_Jobs_
- 1) Rewrite the Olympus protocol text starting with "A distinctive feature" and going on through "of new transactions.", with "Witnesses" replaced by "Validators".
- 2) The Olympus protocol text gives several measures of how long an epoch spans or lasts. List each one.

_Quoted text_
________________________

The Main Chain Index (MCI) refers to the position of blocks within the main chain. For example, in the aforementioned diagram, block B5 is assigned an MCI of 4, while block B9 has an MCI of 5. When the network experiences low transactions per second (TPS), the highest MCI value closely approximates the block height. Conversely, in scenarios of high TPS, the maximum MCI value is significantly lower than the block height. In the provided diagram, the highest MCI is 5, despite the block height being 9.
An epoch in the Olympus protocol is a predefined period during which witnesses are selected and rotated from a large pool of validators. The duration of an epoch is determined by the Main Chain Index (MCI), specifically set to span 10,000 MCI increments. Thus, each time the MCI reaches a multiple of 10,000, the epoch count increments by one.
A distinctive feature of the Olympus protocol, compared to other blockchain systems, is that the number of blocks does not increase at regular time intervals. Witnesses cast their votes only when new transactions are present in the network. Consequently, both the MCI and block height will only advance with the occurrence of new transactions.
As a result, the length of an epoch is variable. During periods of high transaction per second (TPS) rates, an epoch might last between 1 to 2 hours. Conversely, in scenarios where no transactions occur, the duration of an epoch could extend for days.

________________________

_Recorded data_
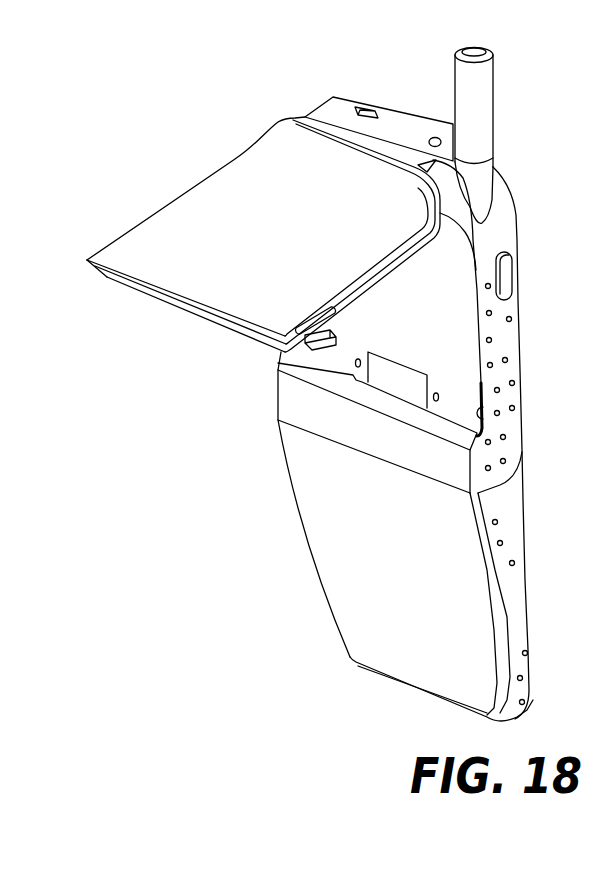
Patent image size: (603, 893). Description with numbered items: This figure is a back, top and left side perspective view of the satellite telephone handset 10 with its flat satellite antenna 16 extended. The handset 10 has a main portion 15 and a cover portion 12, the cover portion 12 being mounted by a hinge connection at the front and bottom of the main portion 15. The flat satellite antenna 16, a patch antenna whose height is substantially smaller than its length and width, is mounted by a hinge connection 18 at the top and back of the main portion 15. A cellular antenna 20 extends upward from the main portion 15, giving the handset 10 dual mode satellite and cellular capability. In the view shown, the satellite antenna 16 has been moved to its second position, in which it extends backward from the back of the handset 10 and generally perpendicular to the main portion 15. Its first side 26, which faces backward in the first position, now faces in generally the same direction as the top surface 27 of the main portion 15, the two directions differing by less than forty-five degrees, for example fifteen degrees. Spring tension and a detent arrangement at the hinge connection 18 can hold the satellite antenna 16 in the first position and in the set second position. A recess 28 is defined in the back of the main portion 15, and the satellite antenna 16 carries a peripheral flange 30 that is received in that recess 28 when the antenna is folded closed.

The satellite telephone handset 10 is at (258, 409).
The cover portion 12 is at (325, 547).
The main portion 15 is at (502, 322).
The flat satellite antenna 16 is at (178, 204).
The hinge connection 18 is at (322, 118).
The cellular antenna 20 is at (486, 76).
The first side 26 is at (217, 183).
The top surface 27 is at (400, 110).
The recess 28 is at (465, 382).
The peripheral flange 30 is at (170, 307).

________________________

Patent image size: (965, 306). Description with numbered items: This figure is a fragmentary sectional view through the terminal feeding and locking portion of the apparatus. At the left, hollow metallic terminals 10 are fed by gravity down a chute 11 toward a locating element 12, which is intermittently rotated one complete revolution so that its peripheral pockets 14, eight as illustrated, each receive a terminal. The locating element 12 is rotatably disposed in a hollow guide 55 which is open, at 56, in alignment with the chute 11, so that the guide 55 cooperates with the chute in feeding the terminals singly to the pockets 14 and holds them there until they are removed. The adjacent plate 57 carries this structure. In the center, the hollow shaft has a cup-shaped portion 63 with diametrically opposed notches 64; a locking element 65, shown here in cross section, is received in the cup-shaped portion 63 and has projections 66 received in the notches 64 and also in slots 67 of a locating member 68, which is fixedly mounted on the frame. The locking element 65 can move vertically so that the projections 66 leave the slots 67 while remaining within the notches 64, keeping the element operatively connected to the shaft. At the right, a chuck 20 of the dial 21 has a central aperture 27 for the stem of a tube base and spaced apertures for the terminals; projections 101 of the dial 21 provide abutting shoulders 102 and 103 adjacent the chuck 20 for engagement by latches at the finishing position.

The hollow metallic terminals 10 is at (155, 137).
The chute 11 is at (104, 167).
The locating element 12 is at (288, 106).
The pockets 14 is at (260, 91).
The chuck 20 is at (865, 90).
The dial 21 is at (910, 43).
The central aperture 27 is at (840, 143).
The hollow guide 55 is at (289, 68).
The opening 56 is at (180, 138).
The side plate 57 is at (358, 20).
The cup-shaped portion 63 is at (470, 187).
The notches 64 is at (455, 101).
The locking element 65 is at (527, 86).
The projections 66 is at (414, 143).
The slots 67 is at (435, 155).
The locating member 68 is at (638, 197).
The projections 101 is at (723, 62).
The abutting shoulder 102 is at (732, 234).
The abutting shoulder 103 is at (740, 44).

________________________

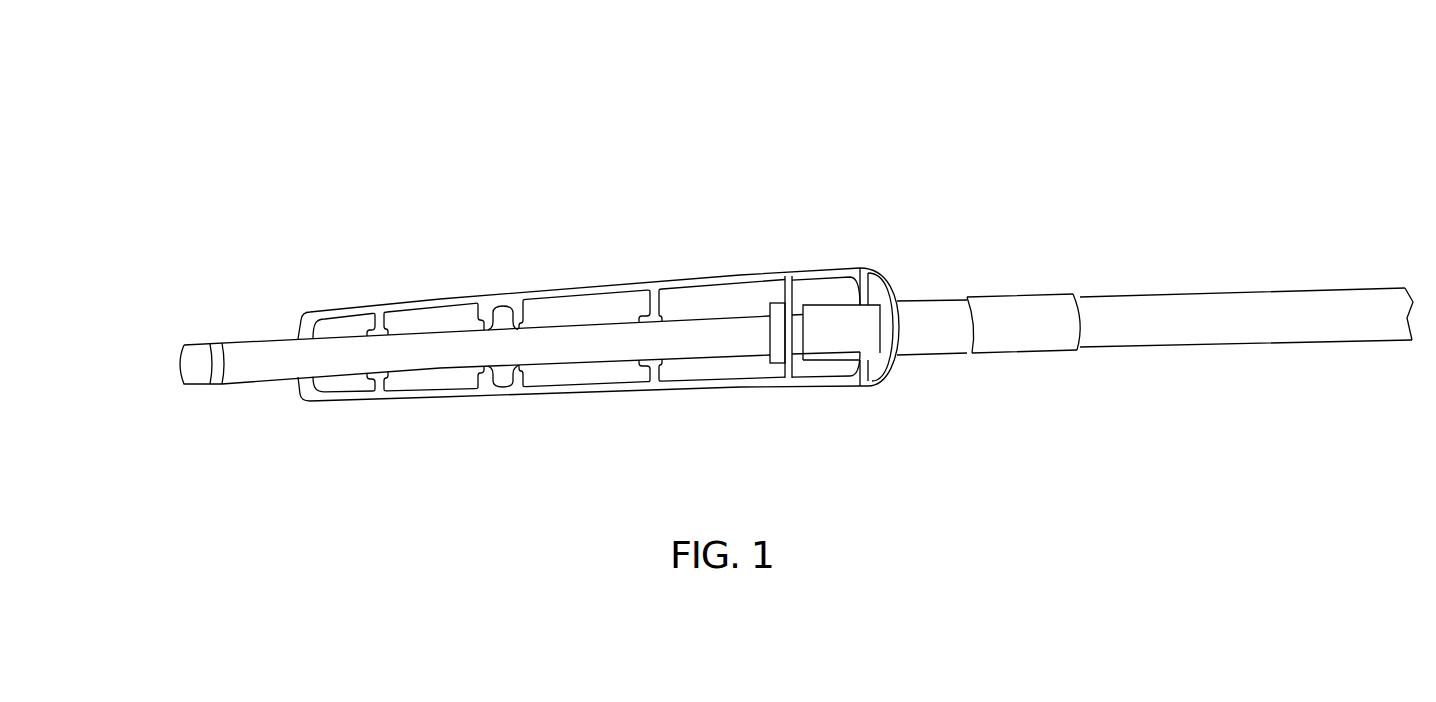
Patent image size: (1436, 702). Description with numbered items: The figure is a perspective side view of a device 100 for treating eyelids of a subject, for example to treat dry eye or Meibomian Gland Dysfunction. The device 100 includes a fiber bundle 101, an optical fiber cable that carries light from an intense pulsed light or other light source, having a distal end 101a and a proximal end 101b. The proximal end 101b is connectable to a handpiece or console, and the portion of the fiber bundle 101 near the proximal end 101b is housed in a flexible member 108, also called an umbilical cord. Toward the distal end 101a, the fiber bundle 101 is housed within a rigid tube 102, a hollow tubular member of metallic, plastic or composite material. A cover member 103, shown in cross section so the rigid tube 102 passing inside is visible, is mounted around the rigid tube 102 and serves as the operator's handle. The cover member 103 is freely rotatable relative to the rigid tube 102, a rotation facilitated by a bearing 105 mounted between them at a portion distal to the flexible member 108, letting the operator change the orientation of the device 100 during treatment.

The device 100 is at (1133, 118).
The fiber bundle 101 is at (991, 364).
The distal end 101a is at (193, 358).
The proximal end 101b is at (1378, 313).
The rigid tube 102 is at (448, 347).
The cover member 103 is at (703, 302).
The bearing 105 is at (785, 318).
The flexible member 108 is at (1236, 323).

________________________

_Task-by-task results_
- 1)
A distinctive feature of the Olympus protocol, compared to other blockchain systems, is that the number of blocks does not increase at regular time intervals. Validators cast their votes only when new transactions are present in the network. Consequently, both the MCI and block height will only advance with the occurrence of new transactions.

- 2)
- 10,000 MCI increments (the set span of an epoch)
- Between 1 to 2 hours (during periods of high TPS)
- Days (when no transactions occur)